• _EXERCISE PROMPT_
Transcribe the records in full, keeping every character as it is.
■ ■ ■ ■ ■
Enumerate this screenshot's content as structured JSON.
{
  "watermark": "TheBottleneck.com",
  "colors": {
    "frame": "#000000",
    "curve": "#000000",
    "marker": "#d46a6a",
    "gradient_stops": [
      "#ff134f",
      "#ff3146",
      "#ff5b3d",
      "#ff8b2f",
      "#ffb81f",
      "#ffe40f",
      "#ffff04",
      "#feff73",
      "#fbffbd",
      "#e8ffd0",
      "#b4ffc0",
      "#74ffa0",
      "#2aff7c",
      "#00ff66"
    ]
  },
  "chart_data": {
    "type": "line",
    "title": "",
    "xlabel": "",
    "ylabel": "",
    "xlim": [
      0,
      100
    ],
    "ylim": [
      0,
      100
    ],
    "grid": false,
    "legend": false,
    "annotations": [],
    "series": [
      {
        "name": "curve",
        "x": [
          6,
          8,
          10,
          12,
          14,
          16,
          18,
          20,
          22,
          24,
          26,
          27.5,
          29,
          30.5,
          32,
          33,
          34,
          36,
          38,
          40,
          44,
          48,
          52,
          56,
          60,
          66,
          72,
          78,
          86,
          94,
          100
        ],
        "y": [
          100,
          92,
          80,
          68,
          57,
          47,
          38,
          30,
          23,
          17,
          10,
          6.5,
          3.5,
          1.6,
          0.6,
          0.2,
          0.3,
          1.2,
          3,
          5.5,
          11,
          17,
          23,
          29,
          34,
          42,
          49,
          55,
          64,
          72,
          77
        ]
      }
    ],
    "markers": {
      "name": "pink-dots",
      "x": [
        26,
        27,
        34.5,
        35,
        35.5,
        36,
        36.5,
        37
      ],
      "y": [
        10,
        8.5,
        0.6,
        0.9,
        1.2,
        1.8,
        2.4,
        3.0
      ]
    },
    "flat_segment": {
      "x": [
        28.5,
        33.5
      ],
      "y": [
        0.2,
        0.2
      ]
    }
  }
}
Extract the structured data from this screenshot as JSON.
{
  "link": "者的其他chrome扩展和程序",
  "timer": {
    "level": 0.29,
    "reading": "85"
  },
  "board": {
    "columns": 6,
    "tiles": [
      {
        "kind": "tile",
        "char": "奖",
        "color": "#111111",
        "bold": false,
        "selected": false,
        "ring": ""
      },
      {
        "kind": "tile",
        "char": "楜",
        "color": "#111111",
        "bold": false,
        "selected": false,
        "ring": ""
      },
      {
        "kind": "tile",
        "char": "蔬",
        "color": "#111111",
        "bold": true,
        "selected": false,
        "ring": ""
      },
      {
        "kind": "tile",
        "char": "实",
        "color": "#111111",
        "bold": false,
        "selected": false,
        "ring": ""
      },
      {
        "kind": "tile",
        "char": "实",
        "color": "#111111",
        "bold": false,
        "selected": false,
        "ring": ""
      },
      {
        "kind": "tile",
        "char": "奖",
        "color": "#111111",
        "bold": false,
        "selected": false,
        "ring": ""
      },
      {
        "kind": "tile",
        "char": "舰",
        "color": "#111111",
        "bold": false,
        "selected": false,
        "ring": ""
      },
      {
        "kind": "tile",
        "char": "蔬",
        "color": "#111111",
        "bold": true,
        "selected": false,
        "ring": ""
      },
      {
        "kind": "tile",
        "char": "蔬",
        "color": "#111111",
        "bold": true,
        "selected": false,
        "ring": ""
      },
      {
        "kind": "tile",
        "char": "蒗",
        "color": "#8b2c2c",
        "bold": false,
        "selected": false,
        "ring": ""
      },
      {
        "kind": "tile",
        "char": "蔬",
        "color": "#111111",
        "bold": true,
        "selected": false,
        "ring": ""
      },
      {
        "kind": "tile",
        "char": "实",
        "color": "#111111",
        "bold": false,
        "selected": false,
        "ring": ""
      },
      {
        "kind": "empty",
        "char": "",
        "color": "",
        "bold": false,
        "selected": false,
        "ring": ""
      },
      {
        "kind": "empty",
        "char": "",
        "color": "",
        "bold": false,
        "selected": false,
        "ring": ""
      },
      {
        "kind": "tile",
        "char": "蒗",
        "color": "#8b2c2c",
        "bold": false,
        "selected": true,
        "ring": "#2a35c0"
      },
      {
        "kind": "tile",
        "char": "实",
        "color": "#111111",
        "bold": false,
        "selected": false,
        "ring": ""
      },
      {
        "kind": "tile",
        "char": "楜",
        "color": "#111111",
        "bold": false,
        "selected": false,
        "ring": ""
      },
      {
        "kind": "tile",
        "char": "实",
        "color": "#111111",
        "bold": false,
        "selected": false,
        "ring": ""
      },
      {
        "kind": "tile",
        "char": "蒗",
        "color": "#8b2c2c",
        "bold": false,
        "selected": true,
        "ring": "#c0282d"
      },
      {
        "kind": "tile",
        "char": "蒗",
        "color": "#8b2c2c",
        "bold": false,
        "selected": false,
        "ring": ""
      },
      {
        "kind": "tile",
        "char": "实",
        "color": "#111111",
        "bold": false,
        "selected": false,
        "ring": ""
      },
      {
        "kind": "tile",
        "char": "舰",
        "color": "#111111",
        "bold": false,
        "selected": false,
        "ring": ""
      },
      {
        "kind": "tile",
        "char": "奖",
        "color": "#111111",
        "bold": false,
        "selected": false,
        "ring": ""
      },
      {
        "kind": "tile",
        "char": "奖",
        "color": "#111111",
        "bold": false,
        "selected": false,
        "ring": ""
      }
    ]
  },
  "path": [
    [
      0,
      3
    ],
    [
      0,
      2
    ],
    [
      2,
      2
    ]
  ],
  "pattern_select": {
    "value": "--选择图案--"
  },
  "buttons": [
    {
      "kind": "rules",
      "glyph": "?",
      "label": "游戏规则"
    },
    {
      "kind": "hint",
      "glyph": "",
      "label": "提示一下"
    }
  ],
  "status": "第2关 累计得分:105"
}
■ ■ ■ ■ ■
• _ANSWER FOR THIS EXERCISE_
Enumerate this screenshot's content as structured JSON.
{
  "watermark": "TheBottleneck.com",
  "colors": {
    "frame": "#000000",
    "curve": "#000000",
    "marker": "#d46a6a",
    "gradient_stops": [
      "#ff134f",
      "#ff3146",
      "#ff5b3d",
      "#ff8b2f",
      "#ffb81f",
      "#ffe40f",
      "#ffff04",
      "#feff73",
      "#fbffbd",
      "#e8ffd0",
      "#b4ffc0",
      "#74ffa0",
      "#2aff7c",
      "#00ff66"
    ]
  },
  "chart_data": {
    "type": "line",
    "title": "",
    "xlabel": "",
    "ylabel": "",
    "xlim": [
      0,
      100
    ],
    "ylim": [
      0,
      100
    ],
    "grid": false,
    "legend": false,
    "annotations": [],
    "series": [
      {
        "name": "curve",
        "x": [
          6,
          8,
          10,
          12,
          14,
          16,
          18,
          20,
          22,
          24,
          26,
          27.5,
          29,
          30.5,
          32,
          33,
          34,
          36,
          38,
          40,
          44,
          48,
          52,
          56,
          60,
          66,
          72,
          78,
          86,
          94,
          100
        ],
        "y": [
          100,
          92,
          80,
          68,
          57,
          47,
          38,
          30,
          23,
          17,
          10,
          6.5,
          3.5,
          1.6,
          0.6,
          0.2,
          0.3,
          1.2,
          3,
          5.5,
          11,
          17,
          23,
          29,
          34,
          42,
          49,
          55,
          64,
          72,
          77
        ]
      }
    ],
    "markers": {
      "name": "pink-dots",
      "x": [
        26,
        27,
        34.5,
        35,
        35.5,
        36,
        36.5,
        37
      ],
      "y": [
        10,
        8.5,
        0.6,
        0.9,
        1.2,
        1.8,
        2.4,
        3.0
      ]
    },
    "flat_segment": {
      "x": [
        28.5,
        33.5
      ],
      "y": [
        0.2,
        0.2
      ]
    }
  }
}
Extract the structured data from this screenshot as JSON.
{
  "link": "者的其他chrome扩展和程序",
  "timer": {
    "level": 0.29,
    "reading": "85"
  },
  "board": {
    "columns": 6,
    "tiles": [
      {
        "kind": "tile",
        "char": "奖",
        "color": "#111111",
        "bold": false,
        "selected": false,
        "ring": ""
      },
      {
        "kind": "tile",
        "char": "楜",
        "color": "#111111",
        "bold": false,
        "selected": false,
        "ring": ""
      },
      {
        "kind": "tile",
        "char": "蔬",
        "color": "#111111",
        "bold": true,
        "selected": false,
        "ring": ""
      },
      {
        "kind": "tile",
        "char": "实",
        "color": "#111111",
        "bold": false,
        "selected": false,
        "ring": ""
      },
      {
        "kind": "tile",
        "char": "实",
        "color": "#111111",
        "bold": false,
        "selected": false,
        "ring": ""
      },
      {
        "kind": "tile",
        "char": "奖",
        "color": "#111111",
        "bold": false,
        "selected": false,
        "ring": ""
      },
      {
        "kind": "tile",
        "char": "舰",
        "color": "#111111",
        "bold": false,
        "selected": false,
        "ring": ""
      },
      {
        "kind": "tile",
        "char": "蔬",
        "color": "#111111",
        "bold": true,
        "selected": false,
        "ring": ""
      },
      {
        "kind": "tile",
        "char": "蔬",
        "color": "#111111",
        "bold": true,
        "selected": false,
        "ring": ""
      },
      {
        "kind": "tile",
        "char": "蒗",
        "color": "#8b2c2c",
        "bold": false,
        "selected": false,
        "ring": ""
      },
      {
        "kind": "tile",
        "char": "蔬",
        "color": "#111111",
        "bold": true,
        "selected": false,
        "ring": ""
      },
      {
        "kind": "tile",
        "char": "实",
        "color": "#111111",
        "bold": false,
        "selected": false,
        "ring": ""
      },
      {
        "kind": "empty",
        "char": "",
        "color": "",
        "bold": false,
        "selected": false,
        "ring": ""
      },
      {
        "kind": "empty",
        "char": "",
        "color": "",
        "bold": false,
        "selected": false,
        "ring": ""
      },
      {
        "kind": "tile",
        "char": "蒗",
        "color": "#8b2c2c",
        "bold": false,
        "selected": true,
        "ring": "#2a35c0"
      },
      {
        "kind": "tile",
        "char": "实",
        "color": "#111111",
        "bold": false,
        "selected": false,
        "ring": ""
      },
      {
        "kind": "tile",
        "char": "楜",
        "color": "#111111",
        "bold": false,
        "selected": false,
        "ring": ""
      },
      {
        "kind": "tile",
        "char": "实",
        "color": "#111111",
        "bold": false,
        "selected": false,
        "ring": ""
      },
      {
        "kind": "tile",
        "char": "蒗",
        "color": "#8b2c2c",
        "bold": false,
        "selected": true,
        "ring": "#c0282d"
      },
      {
        "kind": "tile",
        "char": "蒗",
        "color": "#8b2c2c",
        "bold": false,
        "selected": false,
        "ring": ""
      },
      {
        "kind": "tile",
        "char": "实",
        "color": "#111111",
        "bold": false,
        "selected": false,
        "ring": ""
      },
      {
        "kind": "tile",
        "char": "舰",
        "color": "#111111",
        "bold": false,
        "selected": false,
        "ring": ""
      },
      {
        "kind": "tile",
        "char": "奖",
        "color": "#111111",
        "bold": false,
        "selected": false,
        "ring": ""
      },
      {
        "kind": "tile",
        "char": "奖",
        "color": "#111111",
        "bold": false,
        "selected": false,
        "ring": ""
      }
    ]
  },
  "path": [
    [
      0,
      3
    ],
    [
      0,
      2
    ],
    [
      2,
      2
    ]
  ],
  "pattern_select": {
    "value": "--选择图案--"
  },
  "buttons": [
    {
      "kind": "rules",
      "glyph": "?",
      "label": "游戏规则"
    },
    {
      "kind": "hint",
      "glyph": "",
      "label": "提示一下"
    }
  ],
  "status": "第2关 累计得分:105"
}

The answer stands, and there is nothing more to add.